- JOB -
Each record below is to be reproduced without any change.

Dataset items

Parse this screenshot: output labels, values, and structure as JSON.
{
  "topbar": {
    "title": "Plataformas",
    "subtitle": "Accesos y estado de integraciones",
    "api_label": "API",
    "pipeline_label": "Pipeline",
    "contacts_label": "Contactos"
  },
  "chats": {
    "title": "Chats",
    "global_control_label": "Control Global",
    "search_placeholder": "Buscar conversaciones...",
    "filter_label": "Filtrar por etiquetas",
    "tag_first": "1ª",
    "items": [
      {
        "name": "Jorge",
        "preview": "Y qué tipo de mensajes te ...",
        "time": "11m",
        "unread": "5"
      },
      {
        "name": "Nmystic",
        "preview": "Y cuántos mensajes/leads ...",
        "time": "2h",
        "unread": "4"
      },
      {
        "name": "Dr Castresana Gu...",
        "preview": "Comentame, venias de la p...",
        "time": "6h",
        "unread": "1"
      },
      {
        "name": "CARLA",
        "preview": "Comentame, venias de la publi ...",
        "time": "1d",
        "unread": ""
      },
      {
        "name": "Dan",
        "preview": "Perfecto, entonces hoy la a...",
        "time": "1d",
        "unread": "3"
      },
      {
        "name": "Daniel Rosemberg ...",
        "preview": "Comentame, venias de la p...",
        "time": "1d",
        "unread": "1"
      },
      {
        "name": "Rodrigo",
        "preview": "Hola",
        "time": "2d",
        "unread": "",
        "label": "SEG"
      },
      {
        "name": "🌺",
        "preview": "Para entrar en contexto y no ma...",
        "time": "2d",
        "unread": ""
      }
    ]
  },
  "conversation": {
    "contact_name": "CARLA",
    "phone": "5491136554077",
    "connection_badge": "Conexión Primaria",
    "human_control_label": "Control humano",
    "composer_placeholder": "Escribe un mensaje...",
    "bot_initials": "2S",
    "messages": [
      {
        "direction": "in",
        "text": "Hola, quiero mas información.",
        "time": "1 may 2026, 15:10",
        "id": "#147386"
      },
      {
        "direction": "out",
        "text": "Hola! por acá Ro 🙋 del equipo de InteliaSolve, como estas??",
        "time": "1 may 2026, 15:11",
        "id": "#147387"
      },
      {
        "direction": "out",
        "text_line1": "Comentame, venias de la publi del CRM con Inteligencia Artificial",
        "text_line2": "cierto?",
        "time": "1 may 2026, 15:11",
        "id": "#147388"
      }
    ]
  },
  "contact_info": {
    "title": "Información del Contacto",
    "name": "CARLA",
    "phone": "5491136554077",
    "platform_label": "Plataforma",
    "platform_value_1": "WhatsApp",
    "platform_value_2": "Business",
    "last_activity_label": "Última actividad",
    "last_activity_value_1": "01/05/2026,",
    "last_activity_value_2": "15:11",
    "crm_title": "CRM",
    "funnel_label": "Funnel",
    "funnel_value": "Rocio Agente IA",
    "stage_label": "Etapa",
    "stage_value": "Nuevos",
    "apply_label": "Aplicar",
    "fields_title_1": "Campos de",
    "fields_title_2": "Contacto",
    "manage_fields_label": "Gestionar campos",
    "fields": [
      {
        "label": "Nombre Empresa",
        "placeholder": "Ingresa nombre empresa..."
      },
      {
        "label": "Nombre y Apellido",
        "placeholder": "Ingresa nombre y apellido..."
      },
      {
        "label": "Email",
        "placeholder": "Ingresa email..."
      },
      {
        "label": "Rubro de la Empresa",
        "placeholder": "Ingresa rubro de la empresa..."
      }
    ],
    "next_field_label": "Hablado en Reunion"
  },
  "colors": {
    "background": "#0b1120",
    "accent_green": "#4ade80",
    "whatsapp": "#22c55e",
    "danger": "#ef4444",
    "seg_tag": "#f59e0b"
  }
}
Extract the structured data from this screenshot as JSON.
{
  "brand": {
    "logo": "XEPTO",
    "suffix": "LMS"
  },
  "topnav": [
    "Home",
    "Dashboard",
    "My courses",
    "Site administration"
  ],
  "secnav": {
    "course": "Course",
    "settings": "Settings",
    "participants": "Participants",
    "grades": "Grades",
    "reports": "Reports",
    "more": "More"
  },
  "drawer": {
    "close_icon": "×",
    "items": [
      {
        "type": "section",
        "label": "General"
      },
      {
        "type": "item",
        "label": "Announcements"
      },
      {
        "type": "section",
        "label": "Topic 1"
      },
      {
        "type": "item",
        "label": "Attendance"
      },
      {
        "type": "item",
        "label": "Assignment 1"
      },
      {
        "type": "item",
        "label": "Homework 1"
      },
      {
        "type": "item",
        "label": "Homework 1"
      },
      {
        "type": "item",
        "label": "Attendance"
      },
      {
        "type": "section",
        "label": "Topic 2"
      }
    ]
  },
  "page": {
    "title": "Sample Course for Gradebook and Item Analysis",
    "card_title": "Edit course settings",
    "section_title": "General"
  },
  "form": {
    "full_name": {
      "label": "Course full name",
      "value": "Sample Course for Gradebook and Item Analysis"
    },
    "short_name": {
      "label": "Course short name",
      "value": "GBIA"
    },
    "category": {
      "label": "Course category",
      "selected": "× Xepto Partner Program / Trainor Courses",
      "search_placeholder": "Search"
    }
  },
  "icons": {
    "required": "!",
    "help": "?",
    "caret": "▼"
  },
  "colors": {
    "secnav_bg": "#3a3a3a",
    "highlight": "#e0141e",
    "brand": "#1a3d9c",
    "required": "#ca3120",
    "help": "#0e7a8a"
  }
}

- FINAL RESULT -
Parse this screenshot: output labels, values, and structure as JSON.
{
  "topbar": {
    "title": "Plataformas",
    "subtitle": "Accesos y estado de integraciones",
    "api_label": "API",
    "pipeline_label": "Pipeline",
    "contacts_label": "Contactos"
  },
  "chats": {
    "title": "Chats",
    "global_control_label": "Control Global",
    "search_placeholder": "Buscar conversaciones...",
    "filter_label": "Filtrar por etiquetas",
    "tag_first": "1ª",
    "items": [
      {
        "name": "Jorge",
        "preview": "Y qué tipo de mensajes te ...",
        "time": "11m",
        "unread": "5"
      },
      {
        "name": "Nmystic",
        "preview": "Y cuántos mensajes/leads ...",
        "time": "2h",
        "unread": "4"
      },
      {
        "name": "Dr Castresana Gu...",
        "preview": "Comentame, venias de la p...",
        "time": "6h",
        "unread": "1"
      },
      {
        "name": "CARLA",
        "preview": "Comentame, venias de la publi ...",
        "time": "1d",
        "unread": ""
      },
      {
        "name": "Dan",
        "preview": "Perfecto, entonces hoy la a...",
        "time": "1d",
        "unread": "3"
      },
      {
        "name": "Daniel Rosemberg ...",
        "preview": "Comentame, venias de la p...",
        "time": "1d",
        "unread": "1"
      },
      {
        "name": "Rodrigo",
        "preview": "Hola",
        "time": "2d",
        "unread": "",
        "label": "SEG"
      },
      {
        "name": "🌺",
        "preview": "Para entrar en contexto y no ma...",
        "time": "2d",
        "unread": ""
      }
    ]
  },
  "conversation": {
    "contact_name": "CARLA",
    "phone": "5491136554077",
    "connection_badge": "Conexión Primaria",
    "human_control_label": "Control humano",
    "composer_placeholder": "Escribe un mensaje...",
    "bot_initials": "2S",
    "messages": [
      {
        "direction": "in",
        "text": "Hola, quiero mas información.",
        "time": "1 may 2026, 15:10",
        "id": "#147386"
      },
      {
        "direction": "out",
        "text": "Hola! por acá Ro 🙋 del equipo de InteliaSolve, como estas??",
        "time": "1 may 2026, 15:11",
        "id": "#147387"
      },
      {
        "direction": "out",
        "text_line1": "Comentame, venias de la publi del CRM con Inteligencia Artificial",
        "text_line2": "cierto?",
        "time": "1 may 2026, 15:11",
        "id": "#147388"
      }
    ]
  },
  "contact_info": {
    "title": "Información del Contacto",
    "name": "CARLA",
    "phone": "5491136554077",
    "platform_label": "Plataforma",
    "platform_value_1": "WhatsApp",
    "platform_value_2": "Business",
    "last_activity_label": "Última actividad",
    "last_activity_value_1": "01/05/2026,",
    "last_activity_value_2": "15:11",
    "crm_title": "CRM",
    "funnel_label": "Funnel",
    "funnel_value": "Rocio Agente IA",
    "stage_label": "Etapa",
    "stage_value": "Nuevos",
    "apply_label": "Aplicar",
    "fields_title_1": "Campos de",
    "fields_title_2": "Contacto",
    "manage_fields_label": "Gestionar campos",
    "fields": [
      {
        "label": "Nombre Empresa",
        "placeholder": "Ingresa nombre empresa..."
      },
      {
        "label": "Nombre y Apellido",
        "placeholder": "Ingresa nombre y apellido..."
      },
      {
        "label": "Email",
        "placeholder": "Ingresa email..."
      },
      {
        "label": "Rubro de la Empresa",
        "placeholder": "Ingresa rubro de la empresa..."
      }
    ],
    "next_field_label": "Hablado en Reunion"
  },
  "colors": {
    "background": "#0b1120",
    "accent_green": "#4ade80",
    "whatsapp": "#22c55e",
    "danger": "#ef4444",
    "seg_tag": "#f59e0b"
  }
}
Extract the structured data from this screenshot as JSON.
{
  "brand": {
    "logo": "XEPTO",
    "suffix": "LMS"
  },
  "topnav": [
    "Home",
    "Dashboard",
    "My courses",
    "Site administration"
  ],
  "secnav": {
    "course": "Course",
    "settings": "Settings",
    "participants": "Participants",
    "grades": "Grades",
    "reports": "Reports",
    "more": "More"
  },
  "drawer": {
    "close_icon": "×",
    "items": [
      {
        "type": "section",
        "label": "General"
      },
      {
        "type": "item",
        "label": "Announcements"
      },
      {
        "type": "section",
        "label": "Topic 1"
      },
      {
        "type": "item",
        "label": "Attendance"
      },
      {
        "type": "item",
        "label": "Assignment 1"
      },
      {
        "type": "item",
        "label": "Homework 1"
      },
      {
        "type": "item",
        "label": "Homework 1"
      },
      {
        "type": "item",
        "label": "Attendance"
      },
      {
        "type": "section",
        "label": "Topic 2"
      }
    ]
  },
  "page": {
    "title": "Sample Course for Gradebook and Item Analysis",
    "card_title": "Edit course settings",
    "section_title": "General"
  },
  "form": {
    "full_name": {
      "label": "Course full name",
      "value": "Sample Course for Gradebook and Item Analysis"
    },
    "short_name": {
      "label": "Course short name",
      "value": "GBIA"
    },
    "category": {
      "label": "Course category",
      "selected": "× Xepto Partner Program / Trainor Courses",
      "search_placeholder": "Search"
    }
  },
  "icons": {
    "required": "!",
    "help": "?",
    "caret": "▼"
  },
  "colors": {
    "secnav_bg": "#3a3a3a",
    "highlight": "#e0141e",
    "brand": "#1a3d9c",
    "required": "#ca3120",
    "help": "#0e7a8a"
  }
}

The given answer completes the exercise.